## START
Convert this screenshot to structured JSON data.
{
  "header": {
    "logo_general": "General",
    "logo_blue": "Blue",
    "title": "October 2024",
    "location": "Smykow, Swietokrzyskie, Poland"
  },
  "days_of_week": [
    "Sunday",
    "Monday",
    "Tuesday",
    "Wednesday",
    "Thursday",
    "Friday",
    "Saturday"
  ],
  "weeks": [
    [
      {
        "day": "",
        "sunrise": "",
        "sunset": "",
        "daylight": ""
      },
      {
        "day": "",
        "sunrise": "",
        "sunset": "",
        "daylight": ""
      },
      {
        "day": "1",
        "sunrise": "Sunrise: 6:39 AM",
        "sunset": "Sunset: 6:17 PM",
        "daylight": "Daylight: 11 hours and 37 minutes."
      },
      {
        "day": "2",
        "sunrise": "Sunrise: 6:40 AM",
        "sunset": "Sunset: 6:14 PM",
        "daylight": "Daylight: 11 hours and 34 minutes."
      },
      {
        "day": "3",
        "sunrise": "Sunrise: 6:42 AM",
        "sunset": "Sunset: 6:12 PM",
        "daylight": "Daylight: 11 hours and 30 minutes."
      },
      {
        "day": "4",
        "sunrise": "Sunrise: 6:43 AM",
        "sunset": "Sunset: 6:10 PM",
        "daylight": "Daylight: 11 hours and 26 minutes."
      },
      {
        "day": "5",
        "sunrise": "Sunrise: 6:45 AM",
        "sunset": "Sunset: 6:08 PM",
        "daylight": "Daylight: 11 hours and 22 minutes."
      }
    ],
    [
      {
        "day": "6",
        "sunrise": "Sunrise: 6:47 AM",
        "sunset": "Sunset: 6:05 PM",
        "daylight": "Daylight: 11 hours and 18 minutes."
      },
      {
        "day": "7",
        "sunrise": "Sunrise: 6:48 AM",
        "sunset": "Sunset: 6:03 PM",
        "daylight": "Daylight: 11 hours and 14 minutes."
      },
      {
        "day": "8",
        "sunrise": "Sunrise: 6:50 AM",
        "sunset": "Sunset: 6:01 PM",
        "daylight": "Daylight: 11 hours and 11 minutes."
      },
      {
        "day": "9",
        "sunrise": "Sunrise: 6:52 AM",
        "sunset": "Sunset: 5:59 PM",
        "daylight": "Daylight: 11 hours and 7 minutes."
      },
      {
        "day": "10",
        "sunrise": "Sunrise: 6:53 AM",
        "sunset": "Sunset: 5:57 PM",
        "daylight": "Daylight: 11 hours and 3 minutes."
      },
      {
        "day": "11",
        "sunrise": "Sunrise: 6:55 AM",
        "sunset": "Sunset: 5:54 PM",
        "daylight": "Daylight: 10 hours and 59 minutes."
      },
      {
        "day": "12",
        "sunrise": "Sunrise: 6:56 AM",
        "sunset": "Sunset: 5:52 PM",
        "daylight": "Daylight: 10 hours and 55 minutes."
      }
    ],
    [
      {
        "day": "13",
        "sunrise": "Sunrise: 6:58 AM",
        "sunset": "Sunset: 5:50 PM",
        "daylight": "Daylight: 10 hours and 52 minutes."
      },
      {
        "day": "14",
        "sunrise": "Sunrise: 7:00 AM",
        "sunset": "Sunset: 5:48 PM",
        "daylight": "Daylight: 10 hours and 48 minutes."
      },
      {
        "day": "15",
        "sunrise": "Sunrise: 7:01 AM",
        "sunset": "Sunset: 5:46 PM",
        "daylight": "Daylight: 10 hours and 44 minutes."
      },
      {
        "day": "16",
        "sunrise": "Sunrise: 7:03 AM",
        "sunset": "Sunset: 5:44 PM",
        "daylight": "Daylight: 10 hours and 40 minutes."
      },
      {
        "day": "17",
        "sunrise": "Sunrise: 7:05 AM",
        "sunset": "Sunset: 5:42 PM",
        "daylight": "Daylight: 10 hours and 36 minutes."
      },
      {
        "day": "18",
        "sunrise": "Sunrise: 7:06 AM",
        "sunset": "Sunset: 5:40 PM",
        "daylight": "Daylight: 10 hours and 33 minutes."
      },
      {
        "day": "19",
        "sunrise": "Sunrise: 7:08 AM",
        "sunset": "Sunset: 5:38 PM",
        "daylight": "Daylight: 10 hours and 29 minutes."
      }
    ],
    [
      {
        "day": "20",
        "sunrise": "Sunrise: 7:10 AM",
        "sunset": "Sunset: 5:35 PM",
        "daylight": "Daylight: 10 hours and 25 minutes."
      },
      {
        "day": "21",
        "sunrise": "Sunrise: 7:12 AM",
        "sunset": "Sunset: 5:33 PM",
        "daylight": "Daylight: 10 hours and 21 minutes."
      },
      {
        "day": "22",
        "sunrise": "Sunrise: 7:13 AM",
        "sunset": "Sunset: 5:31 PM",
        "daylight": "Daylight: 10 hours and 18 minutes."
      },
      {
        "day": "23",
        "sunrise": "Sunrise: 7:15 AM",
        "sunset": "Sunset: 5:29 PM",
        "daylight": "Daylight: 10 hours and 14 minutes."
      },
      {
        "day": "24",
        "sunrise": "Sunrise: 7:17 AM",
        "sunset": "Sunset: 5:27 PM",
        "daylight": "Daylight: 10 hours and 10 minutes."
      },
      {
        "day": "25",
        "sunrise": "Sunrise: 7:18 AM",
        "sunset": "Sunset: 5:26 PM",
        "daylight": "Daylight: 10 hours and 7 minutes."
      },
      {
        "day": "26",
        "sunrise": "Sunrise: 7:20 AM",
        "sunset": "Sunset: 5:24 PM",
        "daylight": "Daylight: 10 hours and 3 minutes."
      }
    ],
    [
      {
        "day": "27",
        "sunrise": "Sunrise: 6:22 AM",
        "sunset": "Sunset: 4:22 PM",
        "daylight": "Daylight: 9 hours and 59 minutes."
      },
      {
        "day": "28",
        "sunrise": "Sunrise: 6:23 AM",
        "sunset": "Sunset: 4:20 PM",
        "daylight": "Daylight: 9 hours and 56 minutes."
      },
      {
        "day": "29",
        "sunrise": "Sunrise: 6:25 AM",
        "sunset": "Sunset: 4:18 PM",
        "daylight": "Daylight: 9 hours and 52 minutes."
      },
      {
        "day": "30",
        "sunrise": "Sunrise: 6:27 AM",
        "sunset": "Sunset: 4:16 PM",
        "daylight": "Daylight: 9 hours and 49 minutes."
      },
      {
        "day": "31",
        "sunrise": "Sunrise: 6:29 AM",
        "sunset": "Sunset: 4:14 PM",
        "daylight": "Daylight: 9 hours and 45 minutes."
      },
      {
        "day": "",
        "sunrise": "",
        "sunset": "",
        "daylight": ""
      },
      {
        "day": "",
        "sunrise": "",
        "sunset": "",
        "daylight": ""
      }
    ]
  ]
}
## END
Your task is to retype all the records above with nothing left out.

Convert this screenshot to structured JSON data.
{
  "header": {
    "logo_general": "General",
    "logo_blue": "Blue",
    "title": "October 2024",
    "location": "Smykow, Swietokrzyskie, Poland"
  },
  "days_of_week": [
    "Sunday",
    "Monday",
    "Tuesday",
    "Wednesday",
    "Thursday",
    "Friday",
    "Saturday"
  ],
  "weeks": [
    [
      {
        "day": "",
        "sunrise": "",
        "sunset": "",
        "daylight": ""
      },
      {
        "day": "",
        "sunrise": "",
        "sunset": "",
        "daylight": ""
      },
      {
        "day": "1",
        "sunrise": "Sunrise: 6:39 AM",
        "sunset": "Sunset: 6:17 PM",
        "daylight": "Daylight: 11 hours and 37 minutes."
      },
      {
        "day": "2",
        "sunrise": "Sunrise: 6:40 AM",
        "sunset": "Sunset: 6:14 PM",
        "daylight": "Daylight: 11 hours and 34 minutes."
      },
      {
        "day": "3",
        "sunrise": "Sunrise: 6:42 AM",
        "sunset": "Sunset: 6:12 PM",
        "daylight": "Daylight: 11 hours and 30 minutes."
      },
      {
        "day": "4",
        "sunrise": "Sunrise: 6:43 AM",
        "sunset": "Sunset: 6:10 PM",
        "daylight": "Daylight: 11 hours and 26 minutes."
      },
      {
        "day": "5",
        "sunrise": "Sunrise: 6:45 AM",
        "sunset": "Sunset: 6:08 PM",
        "daylight": "Daylight: 11 hours and 22 minutes."
      }
    ],
    [
      {
        "day": "6",
        "sunrise": "Sunrise: 6:47 AM",
        "sunset": "Sunset: 6:05 PM",
        "daylight": "Daylight: 11 hours and 18 minutes."
      },
      {
        "day": "7",
        "sunrise": "Sunrise: 6:48 AM",
        "sunset": "Sunset: 6:03 PM",
        "daylight": "Daylight: 11 hours and 14 minutes."
      },
      {
        "day": "8",
        "sunrise": "Sunrise: 6:50 AM",
        "sunset": "Sunset: 6:01 PM",
        "daylight": "Daylight: 11 hours and 11 minutes."
      },
      {
        "day": "9",
        "sunrise": "Sunrise: 6:52 AM",
        "sunset": "Sunset: 5:59 PM",
        "daylight": "Daylight: 11 hours and 7 minutes."
      },
      {
        "day": "10",
        "sunrise": "Sunrise: 6:53 AM",
        "sunset": "Sunset: 5:57 PM",
        "daylight": "Daylight: 11 hours and 3 minutes."
      },
      {
        "day": "11",
        "sunrise": "Sunrise: 6:55 AM",
        "sunset": "Sunset: 5:54 PM",
        "daylight": "Daylight: 10 hours and 59 minutes."
      },
      {
        "day": "12",
        "sunrise": "Sunrise: 6:56 AM",
        "sunset": "Sunset: 5:52 PM",
        "daylight": "Daylight: 10 hours and 55 minutes."
      }
    ],
    [
      {
        "day": "13",
        "sunrise": "Sunrise: 6:58 AM",
        "sunset": "Sunset: 5:50 PM",
        "daylight": "Daylight: 10 hours and 52 minutes."
      },
      {
        "day": "14",
        "sunrise": "Sunrise: 7:00 AM",
        "sunset": "Sunset: 5:48 PM",
        "daylight": "Daylight: 10 hours and 48 minutes."
      },
      {
        "day": "15",
        "sunrise": "Sunrise: 7:01 AM",
        "sunset": "Sunset: 5:46 PM",
        "daylight": "Daylight: 10 hours and 44 minutes."
      },
      {
        "day": "16",
        "sunrise": "Sunrise: 7:03 AM",
        "sunset": "Sunset: 5:44 PM",
        "daylight": "Daylight: 10 hours and 40 minutes."
      },
      {
        "day": "17",
        "sunrise": "Sunrise: 7:05 AM",
        "sunset": "Sunset: 5:42 PM",
        "daylight": "Daylight: 10 hours and 36 minutes."
      },
      {
        "day": "18",
        "sunrise": "Sunrise: 7:06 AM",
        "sunset": "Sunset: 5:40 PM",
        "daylight": "Daylight: 10 hours and 33 minutes."
      },
      {
        "day": "19",
        "sunrise": "Sunrise: 7:08 AM",
        "sunset": "Sunset: 5:38 PM",
        "daylight": "Daylight: 10 hours and 29 minutes."
      }
    ],
    [
      {
        "day": "20",
        "sunrise": "Sunrise: 7:10 AM",
        "sunset": "Sunset: 5:35 PM",
        "daylight": "Daylight: 10 hours and 25 minutes."
      },
      {
        "day": "21",
        "sunrise": "Sunrise: 7:12 AM",
        "sunset": "Sunset: 5:33 PM",
        "daylight": "Daylight: 10 hours and 21 minutes."
      },
      {
        "day": "22",
        "sunrise": "Sunrise: 7:13 AM",
        "sunset": "Sunset: 5:31 PM",
        "daylight": "Daylight: 10 hours and 18 minutes."
      },
      {
        "day": "23",
        "sunrise": "Sunrise: 7:15 AM",
        "sunset": "Sunset: 5:29 PM",
        "daylight": "Daylight: 10 hours and 14 minutes."
      },
      {
        "day": "24",
        "sunrise": "Sunrise: 7:17 AM",
        "sunset": "Sunset: 5:27 PM",
        "daylight": "Daylight: 10 hours and 10 minutes."
      },
      {
        "day": "25",
        "sunrise": "Sunrise: 7:18 AM",
        "sunset": "Sunset: 5:26 PM",
        "daylight": "Daylight: 10 hours and 7 minutes."
      },
      {
        "day": "26",
        "sunrise": "Sunrise: 7:20 AM",
        "sunset": "Sunset: 5:24 PM",
        "daylight": "Daylight: 10 hours and 3 minutes."
      }
    ],
    [
      {
        "day": "27",
        "sunrise": "Sunrise: 6:22 AM",
        "sunset": "Sunset: 4:22 PM",
        "daylight": "Daylight: 9 hours and 59 minutes."
      },
      {
        "day": "28",
        "sunrise": "Sunrise: 6:23 AM",
        "sunset": "Sunset: 4:20 PM",
        "daylight": "Daylight: 9 hours and 56 minutes."
      },
      {
        "day": "29",
        "sunrise": "Sunrise: 6:25 AM",
        "sunset": "Sunset: 4:18 PM",
        "daylight": "Daylight: 9 hours and 52 minutes."
      },
      {
        "day": "30",
        "sunrise": "Sunrise: 6:27 AM",
        "sunset": "Sunset: 4:16 PM",
        "daylight": "Daylight: 9 hours and 49 minutes."
      },
      {
        "day": "31",
        "sunrise": "Sunrise: 6:29 AM",
        "sunset": "Sunset: 4:14 PM",
        "daylight": "Daylight: 9 hours and 45 minutes."
      },
      {
        "day": "",
        "sunrise": "",
        "sunset": "",
        "daylight": ""
      },
      {
        "day": "",
        "sunrise": "",
        "sunset": "",
        "daylight": ""
      }
    ]
  ]
}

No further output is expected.